Read the records below. Copy each line where the string "noch" occurs.

DATASET RECORDS ->

┄┄┄┄┄┄┄┄┄┄

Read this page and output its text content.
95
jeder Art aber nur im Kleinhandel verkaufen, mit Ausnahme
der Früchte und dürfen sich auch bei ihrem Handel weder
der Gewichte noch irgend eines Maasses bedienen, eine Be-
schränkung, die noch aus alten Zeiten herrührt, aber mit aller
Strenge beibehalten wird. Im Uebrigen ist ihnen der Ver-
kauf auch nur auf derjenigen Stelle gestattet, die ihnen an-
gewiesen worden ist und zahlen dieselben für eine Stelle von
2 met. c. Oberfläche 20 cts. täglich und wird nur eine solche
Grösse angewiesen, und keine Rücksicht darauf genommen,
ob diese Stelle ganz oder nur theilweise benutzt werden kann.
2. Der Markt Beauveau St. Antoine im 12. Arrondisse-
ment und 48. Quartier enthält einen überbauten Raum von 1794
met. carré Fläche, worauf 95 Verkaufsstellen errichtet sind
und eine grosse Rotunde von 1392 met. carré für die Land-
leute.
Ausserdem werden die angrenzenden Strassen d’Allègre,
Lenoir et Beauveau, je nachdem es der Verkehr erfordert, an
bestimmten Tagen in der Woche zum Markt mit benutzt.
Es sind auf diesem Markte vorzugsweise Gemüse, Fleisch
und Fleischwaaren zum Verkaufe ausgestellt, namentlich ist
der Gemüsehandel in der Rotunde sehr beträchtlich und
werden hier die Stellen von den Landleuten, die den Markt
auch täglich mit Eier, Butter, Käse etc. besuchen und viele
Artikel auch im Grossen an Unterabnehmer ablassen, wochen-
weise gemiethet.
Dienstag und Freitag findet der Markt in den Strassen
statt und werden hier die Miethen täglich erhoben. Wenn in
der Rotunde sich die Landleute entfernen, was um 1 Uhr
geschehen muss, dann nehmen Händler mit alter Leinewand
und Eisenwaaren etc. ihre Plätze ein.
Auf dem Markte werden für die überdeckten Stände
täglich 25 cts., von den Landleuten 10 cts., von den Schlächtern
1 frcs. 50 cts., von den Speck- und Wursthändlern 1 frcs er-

┄┄┄┄┄┄┄┄┄┄

RESULT OF THIS EXERCISE ->
der Gewichte noch irgend eines Maasses bedienen, eine Be-
schränkung, die noch aus alten Zeiten herrührt, aber mit aller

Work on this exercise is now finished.